# Teks Bacaan
::::::
Mengembangkan keunikan flavor pada produk minuman memerlukan seni tersendiri, di samping juga harus dilakukan dengan cermat. Hal ini mengingat bahwa flavor merupakan pemeran utama bagi kesuksesan suatu produk minuman. Pemahaman selera pasar dan penguasaan teknis pemberian flavor yang tepat, akan membuka peluang yang lebih besar bagi kesuksesan produk minuman tersebut.
Perkembangan minuman berflavor dewasa ini
Minuman berbasiskan bahan penyegar terutama kopi dan teh tampak ramai mengisi pangsa pasar Indonesia saat ini. Minuman kopi tampil dengan beragam varian cita rasa (flavor) seperti “coffeelatte”, kopi susu, kopi jahe, “mochachino”, “caffee moccca”, “coffee caramel”, kopi ginseng dan sebagainya, sementara minuman teh tampil dengan kesan flavor menyehatkan berbasis “green tea” atau citra tradisional teh lokal. Pergeseran paradigma persepsi konsumen tentang peran minuman bahwa minuman “not just only for fun” namun juga harus memiliki dampak fisiologis positif bagi tubuh telah menggeser dominasi minuman bersoda yang akhir-akhir ini dianggap kurang menyehatkan. Suatu fenomena yang menarik untuk dicermati karena akan mengubah arah tren flavor minuman. Suatu kondisi yang akan membuka banyak peluang sekaligus menjadi tantangan bagi produsen minuman untuk berkreasi dengan produk baru-baru yang mampu menembus pasar, keluar dari zona kenyamanan produk konvensional.
::::::
# Bagian Data

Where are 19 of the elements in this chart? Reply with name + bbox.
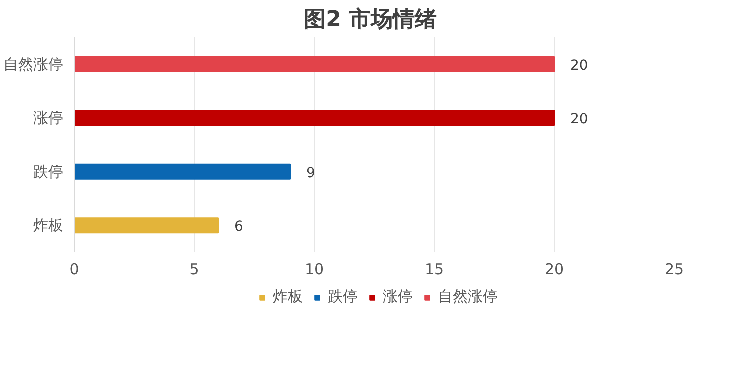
- legend-label: 跌停: [328, 288, 358, 306]
- legend-label: 炸板: [273, 288, 303, 306]
- x-tick-label: 10: [304, 260, 324, 278]
- data-label: 6: [234, 219, 244, 236]
- y-tick-label: 炸板: [34, 216, 64, 235]
- legend-label: 自然涨停: [438, 288, 498, 306]
- x-tick-label: 0: [70, 260, 80, 278]
- chart-title: 图2 市场情绪: [304, 6, 438, 32]
- x-tick-label: 20: [544, 260, 564, 278]
- data-label: 9: [306, 165, 316, 182]
- y-tick-label: 跌停: [34, 162, 64, 181]
- y-tick-label: 自然涨停: [4, 55, 64, 74]
- x-tick-label: 15: [424, 260, 444, 278]
- y-tick-label: 涨停: [34, 109, 64, 128]
- x-tick-label: 25: [664, 260, 684, 278]
- data-label: 20: [570, 58, 588, 74]
- data-label: 20: [570, 112, 588, 128]
- x-tick-label: 5: [190, 260, 200, 278]
- legend-label: 涨停: [383, 288, 413, 306]
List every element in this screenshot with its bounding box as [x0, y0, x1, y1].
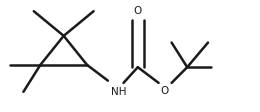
Text: O: O	[160, 86, 168, 96]
Text: NH: NH	[110, 87, 126, 97]
Text: O: O	[134, 6, 142, 16]
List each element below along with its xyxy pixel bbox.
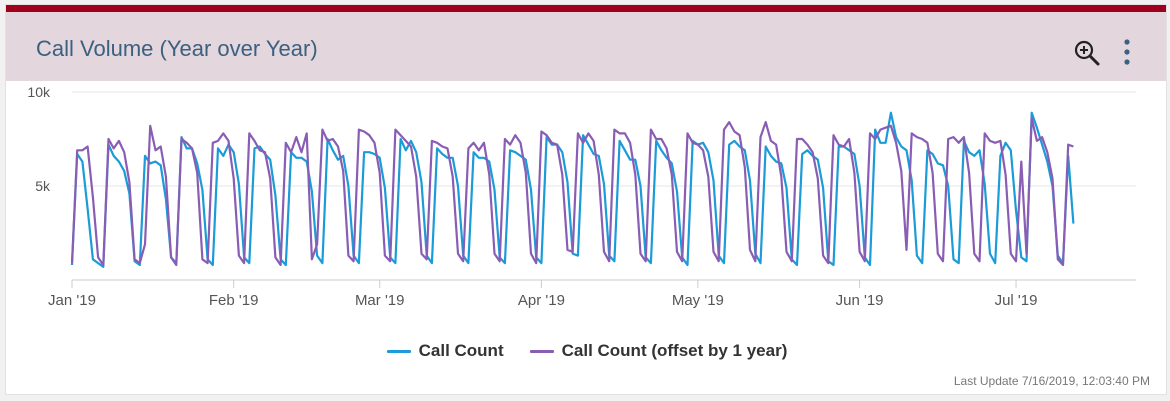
legend-swatch <box>386 349 411 353</box>
series-line-call-count <box>70 111 1075 268</box>
kebab-menu-icon[interactable] <box>1114 36 1140 68</box>
x-tick-label: Mar '19 <box>355 292 405 309</box>
y-tick-label: 10k <box>27 84 51 100</box>
widget-header: Call Volume (Year over Year) <box>6 12 1166 81</box>
chart-legend: Call Count Call Count (offset by 1 year) <box>6 339 1168 363</box>
accent-bar <box>6 5 1166 12</box>
x-tick-label: Apr '19 <box>518 292 565 309</box>
x-tick-label: May '19 <box>672 292 724 309</box>
x-tick-label: Jun '19 <box>836 292 884 309</box>
legend-label: Call Count <box>418 341 504 360</box>
call-volume-chart: 5k 10k Jan '19 Feb '19 Mar '19 Apr '19 May '19… <box>27 84 1136 309</box>
x-tick-label: Jan '19 <box>48 292 96 309</box>
x-tick-label: Feb '19 <box>209 292 259 309</box>
legend-item-call-count[interactable]: Call Count <box>386 339 504 363</box>
last-update-text: Last Update 7/16/2019, 12:03:40 PM <box>953 374 1150 388</box>
series-line-call-count-offset <box>70 117 1074 267</box>
y-tick-label: 5k <box>35 178 51 194</box>
widget-title: Call Volume (Year over Year) <box>36 36 318 61</box>
legend-label: Call Count (offset by 1 year) <box>561 341 788 360</box>
zoom-in-icon[interactable] <box>1072 38 1102 68</box>
call-volume-widget: Call Volume (Year over Year) 5k 10k Jan '1… <box>5 4 1167 395</box>
legend-swatch <box>529 349 554 353</box>
x-tick-label: Jul '19 <box>995 292 1038 309</box>
legend-item-call-count-offset[interactable]: Call Count (offset by 1 year) <box>529 339 788 363</box>
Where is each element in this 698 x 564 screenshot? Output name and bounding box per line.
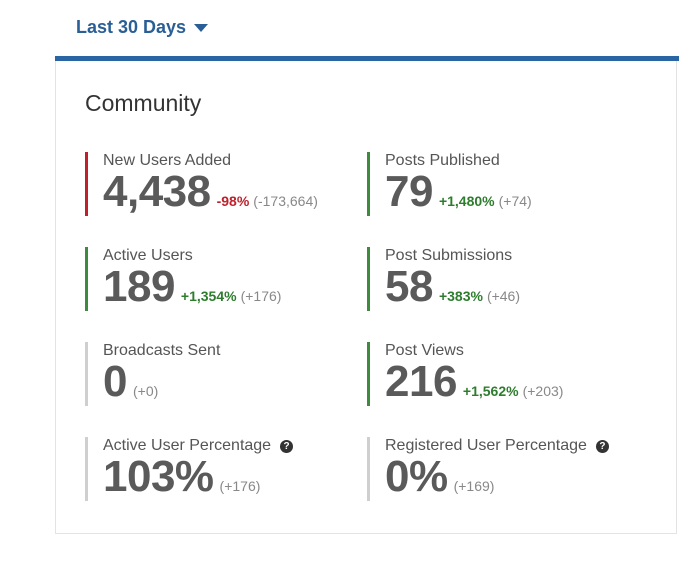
::::::
# Ketentuan Latihan
Alihbahasakan kalimat "Hal ini mengingat bahwa flavor merupakan pemeran utama bagi kesuksesan suatu produk minuman." dari teks tentang flavor minuman ke dalam bahasa Inggris.

# Jawaban Latihan
This is because flavor plays the leading role in the success of a beverage product.